Data rows:
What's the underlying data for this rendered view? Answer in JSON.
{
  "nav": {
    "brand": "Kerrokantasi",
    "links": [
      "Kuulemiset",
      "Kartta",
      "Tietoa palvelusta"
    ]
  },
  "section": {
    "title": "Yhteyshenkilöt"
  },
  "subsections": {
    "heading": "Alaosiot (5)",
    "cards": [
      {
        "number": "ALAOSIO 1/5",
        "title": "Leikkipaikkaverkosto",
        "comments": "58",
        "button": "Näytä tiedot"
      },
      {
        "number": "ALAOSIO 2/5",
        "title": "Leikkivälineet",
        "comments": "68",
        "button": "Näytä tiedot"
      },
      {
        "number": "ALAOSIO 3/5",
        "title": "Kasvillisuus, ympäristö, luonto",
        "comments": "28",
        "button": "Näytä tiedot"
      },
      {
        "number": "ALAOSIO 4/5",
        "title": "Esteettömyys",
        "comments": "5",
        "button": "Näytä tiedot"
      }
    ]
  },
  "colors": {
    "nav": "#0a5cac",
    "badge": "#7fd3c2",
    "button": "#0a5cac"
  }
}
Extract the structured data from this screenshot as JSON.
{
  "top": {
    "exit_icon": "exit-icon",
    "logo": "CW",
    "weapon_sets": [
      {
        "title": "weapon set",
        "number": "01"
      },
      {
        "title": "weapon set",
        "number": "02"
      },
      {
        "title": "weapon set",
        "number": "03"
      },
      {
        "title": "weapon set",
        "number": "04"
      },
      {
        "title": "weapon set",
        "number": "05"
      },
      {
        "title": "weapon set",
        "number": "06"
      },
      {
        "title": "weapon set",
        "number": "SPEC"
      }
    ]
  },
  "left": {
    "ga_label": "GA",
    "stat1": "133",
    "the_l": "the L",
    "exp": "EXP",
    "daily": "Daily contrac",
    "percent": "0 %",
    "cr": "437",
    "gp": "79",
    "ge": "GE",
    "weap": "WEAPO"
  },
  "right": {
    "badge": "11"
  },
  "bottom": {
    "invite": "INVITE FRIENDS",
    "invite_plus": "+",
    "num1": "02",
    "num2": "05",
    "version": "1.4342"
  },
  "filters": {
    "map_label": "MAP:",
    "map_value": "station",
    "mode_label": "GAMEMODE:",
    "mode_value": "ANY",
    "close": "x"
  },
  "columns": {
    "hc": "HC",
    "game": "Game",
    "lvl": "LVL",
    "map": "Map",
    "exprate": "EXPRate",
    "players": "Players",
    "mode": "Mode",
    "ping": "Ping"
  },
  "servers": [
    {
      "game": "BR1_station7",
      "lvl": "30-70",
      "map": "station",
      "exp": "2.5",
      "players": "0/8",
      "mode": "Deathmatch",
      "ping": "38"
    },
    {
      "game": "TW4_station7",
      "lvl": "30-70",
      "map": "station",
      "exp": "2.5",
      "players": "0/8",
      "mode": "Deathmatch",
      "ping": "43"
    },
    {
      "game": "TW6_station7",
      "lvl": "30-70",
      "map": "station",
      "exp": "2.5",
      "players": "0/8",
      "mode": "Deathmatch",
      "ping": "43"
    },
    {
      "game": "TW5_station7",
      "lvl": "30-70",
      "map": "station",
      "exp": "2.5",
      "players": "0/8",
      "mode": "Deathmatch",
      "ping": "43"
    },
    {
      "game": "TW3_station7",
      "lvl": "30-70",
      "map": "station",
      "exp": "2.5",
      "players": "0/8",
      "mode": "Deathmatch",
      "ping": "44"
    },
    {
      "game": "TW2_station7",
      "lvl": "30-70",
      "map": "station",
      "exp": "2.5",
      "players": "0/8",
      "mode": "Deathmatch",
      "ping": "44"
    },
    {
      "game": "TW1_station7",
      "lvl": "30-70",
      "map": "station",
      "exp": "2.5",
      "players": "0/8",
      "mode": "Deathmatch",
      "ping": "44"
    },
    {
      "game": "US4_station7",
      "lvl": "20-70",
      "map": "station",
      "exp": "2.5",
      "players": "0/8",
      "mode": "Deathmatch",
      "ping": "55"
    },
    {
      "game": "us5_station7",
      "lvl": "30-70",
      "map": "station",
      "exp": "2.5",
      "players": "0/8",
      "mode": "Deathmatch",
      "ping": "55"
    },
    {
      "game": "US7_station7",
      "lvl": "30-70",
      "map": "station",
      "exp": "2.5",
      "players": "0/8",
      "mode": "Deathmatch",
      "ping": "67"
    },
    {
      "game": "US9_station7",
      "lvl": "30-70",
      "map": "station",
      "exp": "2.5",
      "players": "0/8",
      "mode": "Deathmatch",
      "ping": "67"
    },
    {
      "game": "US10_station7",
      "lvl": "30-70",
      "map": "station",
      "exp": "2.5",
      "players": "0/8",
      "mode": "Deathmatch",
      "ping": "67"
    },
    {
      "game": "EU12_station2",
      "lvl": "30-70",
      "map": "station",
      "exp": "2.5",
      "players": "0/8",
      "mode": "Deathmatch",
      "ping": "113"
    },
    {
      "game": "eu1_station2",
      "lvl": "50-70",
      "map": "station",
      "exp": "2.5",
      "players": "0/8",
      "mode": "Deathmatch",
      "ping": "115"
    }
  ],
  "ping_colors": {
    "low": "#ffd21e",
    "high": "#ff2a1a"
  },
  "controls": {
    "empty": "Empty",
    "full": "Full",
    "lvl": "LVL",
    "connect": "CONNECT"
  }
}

Prompt:
Return what is listed above, exactly and completely.

Expected output:
What's the underlying data for this rendered view? Answer in JSON.
{
  "nav": {
    "brand": "Kerrokantasi",
    "links": [
      "Kuulemiset",
      "Kartta",
      "Tietoa palvelusta"
    ]
  },
  "section": {
    "title": "Yhteyshenkilöt"
  },
  "subsections": {
    "heading": "Alaosiot (5)",
    "cards": [
      {
        "number": "ALAOSIO 1/5",
        "title": "Leikkipaikkaverkosto",
        "comments": "58",
        "button": "Näytä tiedot"
      },
      {
        "number": "ALAOSIO 2/5",
        "title": "Leikkivälineet",
        "comments": "68",
        "button": "Näytä tiedot"
      },
      {
        "number": "ALAOSIO 3/5",
        "title": "Kasvillisuus, ympäristö, luonto",
        "comments": "28",
        "button": "Näytä tiedot"
      },
      {
        "number": "ALAOSIO 4/5",
        "title": "Esteettömyys",
        "comments": "5",
        "button": "Näytä tiedot"
      }
    ]
  },
  "colors": {
    "nav": "#0a5cac",
    "badge": "#7fd3c2",
    "button": "#0a5cac"
  }
}
Extract the structured data from this screenshot as JSON.
{
  "top": {
    "exit_icon": "exit-icon",
    "logo": "CW",
    "weapon_sets": [
      {
        "title": "weapon set",
        "number": "01"
      },
      {
        "title": "weapon set",
        "number": "02"
      },
      {
        "title": "weapon set",
        "number": "03"
      },
      {
        "title": "weapon set",
        "number": "04"
      },
      {
        "title": "weapon set",
        "number": "05"
      },
      {
        "title": "weapon set",
        "number": "06"
      },
      {
        "title": "weapon set",
        "number": "SPEC"
      }
    ]
  },
  "left": {
    "ga_label": "GA",
    "stat1": "133",
    "the_l": "the L",
    "exp": "EXP",
    "daily": "Daily contrac",
    "percent": "0 %",
    "cr": "437",
    "gp": "79",
    "ge": "GE",
    "weap": "WEAPO"
  },
  "right": {
    "badge": "11"
  },
  "bottom": {
    "invite": "INVITE FRIENDS",
    "invite_plus": "+",
    "num1": "02",
    "num2": "05",
    "version": "1.4342"
  },
  "filters": {
    "map_label": "MAP:",
    "map_value": "station",
    "mode_label": "GAMEMODE:",
    "mode_value": "ANY",
    "close": "x"
  },
  "columns": {
    "hc": "HC",
    "game": "Game",
    "lvl": "LVL",
    "map": "Map",
    "exprate": "EXPRate",
    "players": "Players",
    "mode": "Mode",
    "ping": "Ping"
  },
  "servers": [
    {
      "game": "BR1_station7",
      "lvl": "30-70",
      "map": "station",
      "exp": "2.5",
      "players": "0/8",
      "mode": "Deathmatch",
      "ping": "38"
    },
    {
      "game": "TW4_station7",
      "lvl": "30-70",
      "map": "station",
      "exp": "2.5",
      "players": "0/8",
      "mode": "Deathmatch",
      "ping": "43"
    },
    {
      "game": "TW6_station7",
      "lvl": "30-70",
      "map": "station",
      "exp": "2.5",
      "players": "0/8",
      "mode": "Deathmatch",
      "ping": "43"
    },
    {
      "game": "TW5_station7",
      "lvl": "30-70",
      "map": "station",
      "exp": "2.5",
      "players": "0/8",
      "mode": "Deathmatch",
      "ping": "43"
    },
    {
      "game": "TW3_station7",
      "lvl": "30-70",
      "map": "station",
      "exp": "2.5",
      "players": "0/8",
      "mode": "Deathmatch",
      "ping": "44"
    },
    {
      "game": "TW2_station7",
      "lvl": "30-70",
      "map": "station",
      "exp": "2.5",
      "players": "0/8",
      "mode": "Deathmatch",
      "ping": "44"
    },
    {
      "game": "TW1_station7",
      "lvl": "30-70",
      "map": "station",
      "exp": "2.5",
      "players": "0/8",
      "mode": "Deathmatch",
      "ping": "44"
    },
    {
      "game": "US4_station7",
      "lvl": "20-70",
      "map": "station",
      "exp": "2.5",
      "players": "0/8",
      "mode": "Deathmatch",
      "ping": "55"
    },
    {
      "game": "us5_station7",
      "lvl": "30-70",
      "map": "station",
      "exp": "2.5",
      "players": "0/8",
      "mode": "Deathmatch",
      "ping": "55"
    },
    {
      "game": "US7_station7",
      "lvl": "30-70",
      "map": "station",
      "exp": "2.5",
      "players": "0/8",
      "mode": "Deathmatch",
      "ping": "67"
    },
    {
      "game": "US9_station7",
      "lvl": "30-70",
      "map": "station",
      "exp": "2.5",
      "players": "0/8",
      "mode": "Deathmatch",
      "ping": "67"
    },
    {
      "game": "US10_station7",
      "lvl": "30-70",
      "map": "station",
      "exp": "2.5",
      "players": "0/8",
      "mode": "Deathmatch",
      "ping": "67"
    },
    {
      "game": "EU12_station2",
      "lvl": "30-70",
      "map": "station",
      "exp": "2.5",
      "players": "0/8",
      "mode": "Deathmatch",
      "ping": "113"
    },
    {
      "game": "eu1_station2",
      "lvl": "50-70",
      "map": "station",
      "exp": "2.5",
      "players": "0/8",
      "mode": "Deathmatch",
      "ping": "115"
    }
  ],
  "ping_colors": {
    "low": "#ffd21e",
    "high": "#ff2a1a"
  },
  "controls": {
    "empty": "Empty",
    "full": "Full",
    "lvl": "LVL",
    "connect": "CONNECT"
  }
}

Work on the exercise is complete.